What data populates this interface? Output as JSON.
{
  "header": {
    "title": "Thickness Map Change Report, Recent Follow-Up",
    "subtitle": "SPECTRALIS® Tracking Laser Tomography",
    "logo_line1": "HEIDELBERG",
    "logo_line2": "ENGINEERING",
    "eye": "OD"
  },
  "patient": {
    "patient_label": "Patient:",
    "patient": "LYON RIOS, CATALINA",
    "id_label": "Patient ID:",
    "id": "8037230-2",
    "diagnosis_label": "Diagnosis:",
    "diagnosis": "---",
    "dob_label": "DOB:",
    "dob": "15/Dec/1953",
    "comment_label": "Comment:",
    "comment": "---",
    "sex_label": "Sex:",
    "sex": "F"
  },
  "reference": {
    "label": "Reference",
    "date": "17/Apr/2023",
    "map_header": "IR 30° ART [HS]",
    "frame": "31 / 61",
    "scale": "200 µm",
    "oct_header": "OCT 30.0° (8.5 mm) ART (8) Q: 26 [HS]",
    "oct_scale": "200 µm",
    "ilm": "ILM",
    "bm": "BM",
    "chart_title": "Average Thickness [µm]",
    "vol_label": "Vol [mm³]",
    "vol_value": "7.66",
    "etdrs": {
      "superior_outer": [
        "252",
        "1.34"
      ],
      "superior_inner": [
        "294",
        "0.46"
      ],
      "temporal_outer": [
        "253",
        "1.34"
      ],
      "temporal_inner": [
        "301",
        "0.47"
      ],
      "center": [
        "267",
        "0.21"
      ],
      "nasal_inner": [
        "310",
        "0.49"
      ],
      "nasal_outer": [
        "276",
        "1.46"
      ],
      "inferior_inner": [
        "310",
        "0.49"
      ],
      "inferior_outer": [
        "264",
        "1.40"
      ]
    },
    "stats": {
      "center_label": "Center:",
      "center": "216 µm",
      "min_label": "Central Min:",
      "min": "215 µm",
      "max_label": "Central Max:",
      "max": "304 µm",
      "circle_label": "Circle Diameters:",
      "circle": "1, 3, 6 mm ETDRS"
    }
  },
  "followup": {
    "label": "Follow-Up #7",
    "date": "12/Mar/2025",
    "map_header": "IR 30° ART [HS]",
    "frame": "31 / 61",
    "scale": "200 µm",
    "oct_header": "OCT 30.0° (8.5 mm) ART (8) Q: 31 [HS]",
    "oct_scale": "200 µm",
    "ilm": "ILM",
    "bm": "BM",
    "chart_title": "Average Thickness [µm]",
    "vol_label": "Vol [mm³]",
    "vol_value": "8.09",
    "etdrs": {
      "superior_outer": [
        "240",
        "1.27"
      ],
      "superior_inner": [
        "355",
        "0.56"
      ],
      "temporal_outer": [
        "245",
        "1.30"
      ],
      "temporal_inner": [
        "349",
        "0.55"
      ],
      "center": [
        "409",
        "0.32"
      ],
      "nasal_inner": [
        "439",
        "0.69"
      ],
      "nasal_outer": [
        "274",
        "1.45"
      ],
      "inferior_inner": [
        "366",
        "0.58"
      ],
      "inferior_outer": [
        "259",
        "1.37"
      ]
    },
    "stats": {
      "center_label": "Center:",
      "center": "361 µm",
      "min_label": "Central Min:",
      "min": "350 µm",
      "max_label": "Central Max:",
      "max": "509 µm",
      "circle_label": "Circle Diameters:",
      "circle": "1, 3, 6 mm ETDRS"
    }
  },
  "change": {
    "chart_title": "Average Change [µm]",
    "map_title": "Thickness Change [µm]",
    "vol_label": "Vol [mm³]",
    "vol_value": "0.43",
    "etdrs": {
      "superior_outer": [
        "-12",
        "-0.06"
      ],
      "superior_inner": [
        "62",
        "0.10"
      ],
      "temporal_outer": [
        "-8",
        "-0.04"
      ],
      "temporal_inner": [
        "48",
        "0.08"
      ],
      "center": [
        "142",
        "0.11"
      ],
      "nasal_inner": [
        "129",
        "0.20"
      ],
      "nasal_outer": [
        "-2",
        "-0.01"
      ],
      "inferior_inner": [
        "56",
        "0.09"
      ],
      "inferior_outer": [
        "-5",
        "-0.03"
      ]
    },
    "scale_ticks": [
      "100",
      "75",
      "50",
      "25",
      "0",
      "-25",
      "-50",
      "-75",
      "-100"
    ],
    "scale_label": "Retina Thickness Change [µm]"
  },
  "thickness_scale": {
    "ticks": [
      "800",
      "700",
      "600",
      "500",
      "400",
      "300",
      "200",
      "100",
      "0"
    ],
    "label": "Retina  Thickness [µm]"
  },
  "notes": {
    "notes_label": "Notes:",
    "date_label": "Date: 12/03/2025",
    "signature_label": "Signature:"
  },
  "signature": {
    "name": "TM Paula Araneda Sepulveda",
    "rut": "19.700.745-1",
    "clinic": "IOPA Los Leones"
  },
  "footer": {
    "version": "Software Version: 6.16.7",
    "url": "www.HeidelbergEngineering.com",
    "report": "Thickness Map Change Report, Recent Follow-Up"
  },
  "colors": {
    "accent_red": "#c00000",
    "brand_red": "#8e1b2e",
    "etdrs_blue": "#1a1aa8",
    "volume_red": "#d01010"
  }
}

--

→ Goal of the exercise:
Repeat the material from above exactly, word for word.

→ Solution:
What data populates this interface? Output as JSON.
{
  "header": {
    "title": "Thickness Map Change Report, Recent Follow-Up",
    "subtitle": "SPECTRALIS® Tracking Laser Tomography",
    "logo_line1": "HEIDELBERG",
    "logo_line2": "ENGINEERING",
    "eye": "OD"
  },
  "patient": {
    "patient_label": "Patient:",
    "patient": "LYON RIOS, CATALINA",
    "id_label": "Patient ID:",
    "id": "8037230-2",
    "diagnosis_label": "Diagnosis:",
    "diagnosis": "---",
    "dob_label": "DOB:",
    "dob": "15/Dec/1953",
    "comment_label": "Comment:",
    "comment": "---",
    "sex_label": "Sex:",
    "sex": "F"
  },
  "reference": {
    "label": "Reference",
    "date": "17/Apr/2023",
    "map_header": "IR 30° ART [HS]",
    "frame": "31 / 61",
    "scale": "200 µm",
    "oct_header": "OCT 30.0° (8.5 mm) ART (8) Q: 26 [HS]",
    "oct_scale": "200 µm",
    "ilm": "ILM",
    "bm": "BM",
    "chart_title": "Average Thickness [µm]",
    "vol_label": "Vol [mm³]",
    "vol_value": "7.66",
    "etdrs": {
      "superior_outer": [
        "252",
        "1.34"
      ],
      "superior_inner": [
        "294",
        "0.46"
      ],
      "temporal_outer": [
        "253",
        "1.34"
      ],
      "temporal_inner": [
        "301",
        "0.47"
      ],
      "center": [
        "267",
        "0.21"
      ],
      "nasal_inner": [
        "310",
        "0.49"
      ],
      "nasal_outer": [
        "276",
        "1.46"
      ],
      "inferior_inner": [
        "310",
        "0.49"
      ],
      "inferior_outer": [
        "264",
        "1.40"
      ]
    },
    "stats": {
      "center_label": "Center:",
      "center": "216 µm",
      "min_label": "Central Min:",
      "min": "215 µm",
      "max_label": "Central Max:",
      "max": "304 µm",
      "circle_label": "Circle Diameters:",
      "circle": "1, 3, 6 mm ETDRS"
    }
  },
  "followup": {
    "label": "Follow-Up #7",
    "date": "12/Mar/2025",
    "map_header": "IR 30° ART [HS]",
    "frame": "31 / 61",
    "scale": "200 µm",
    "oct_header": "OCT 30.0° (8.5 mm) ART (8) Q: 31 [HS]",
    "oct_scale": "200 µm",
    "ilm": "ILM",
    "bm": "BM",
    "chart_title": "Average Thickness [µm]",
    "vol_label": "Vol [mm³]",
    "vol_value": "8.09",
    "etdrs": {
      "superior_outer": [
        "240",
        "1.27"
      ],
      "superior_inner": [
        "355",
        "0.56"
      ],
      "temporal_outer": [
        "245",
        "1.30"
      ],
      "temporal_inner": [
        "349",
        "0.55"
      ],
      "center": [
        "409",
        "0.32"
      ],
      "nasal_inner": [
        "439",
        "0.69"
      ],
      "nasal_outer": [
        "274",
        "1.45"
      ],
      "inferior_inner": [
        "366",
        "0.58"
      ],
      "inferior_outer": [
        "259",
        "1.37"
      ]
    },
    "stats": {
      "center_label": "Center:",
      "center": "361 µm",
      "min_label": "Central Min:",
      "min": "350 µm",
      "max_label": "Central Max:",
      "max": "509 µm",
      "circle_label": "Circle Diameters:",
      "circle": "1, 3, 6 mm ETDRS"
    }
  },
  "change": {
    "chart_title": "Average Change [µm]",
    "map_title": "Thickness Change [µm]",
    "vol_label": "Vol [mm³]",
    "vol_value": "0.43",
    "etdrs": {
      "superior_outer": [
        "-12",
        "-0.06"
      ],
      "superior_inner": [
        "62",
        "0.10"
      ],
      "temporal_outer": [
        "-8",
        "-0.04"
      ],
      "temporal_inner": [
        "48",
        "0.08"
      ],
      "center": [
        "142",
        "0.11"
      ],
      "nasal_inner": [
        "129",
        "0.20"
      ],
      "nasal_outer": [
        "-2",
        "-0.01"
      ],
      "inferior_inner": [
        "56",
        "0.09"
      ],
      "inferior_outer": [
        "-5",
        "-0.03"
      ]
    },
    "scale_ticks": [
      "100",
      "75",
      "50",
      "25",
      "0",
      "-25",
      "-50",
      "-75",
      "-100"
    ],
    "scale_label": "Retina Thickness Change [µm]"
  },
  "thickness_scale": {
    "ticks": [
      "800",
      "700",
      "600",
      "500",
      "400",
      "300",
      "200",
      "100",
      "0"
    ],
    "label": "Retina  Thickness [µm]"
  },
  "notes": {
    "notes_label": "Notes:",
    "date_label": "Date: 12/03/2025",
    "signature_label": "Signature:"
  },
  "signature": {
    "name": "TM Paula Araneda Sepulveda",
    "rut": "19.700.745-1",
    "clinic": "IOPA Los Leones"
  },
  "footer": {
    "version": "Software Version: 6.16.7",
    "url": "www.HeidelbergEngineering.com",
    "report": "Thickness Map Change Report, Recent Follow-Up"
  },
  "colors": {
    "accent_red": "#c00000",
    "brand_red": "#8e1b2e",
    "etdrs_blue": "#1a1aa8",
    "volume_red": "#d01010"
  }
}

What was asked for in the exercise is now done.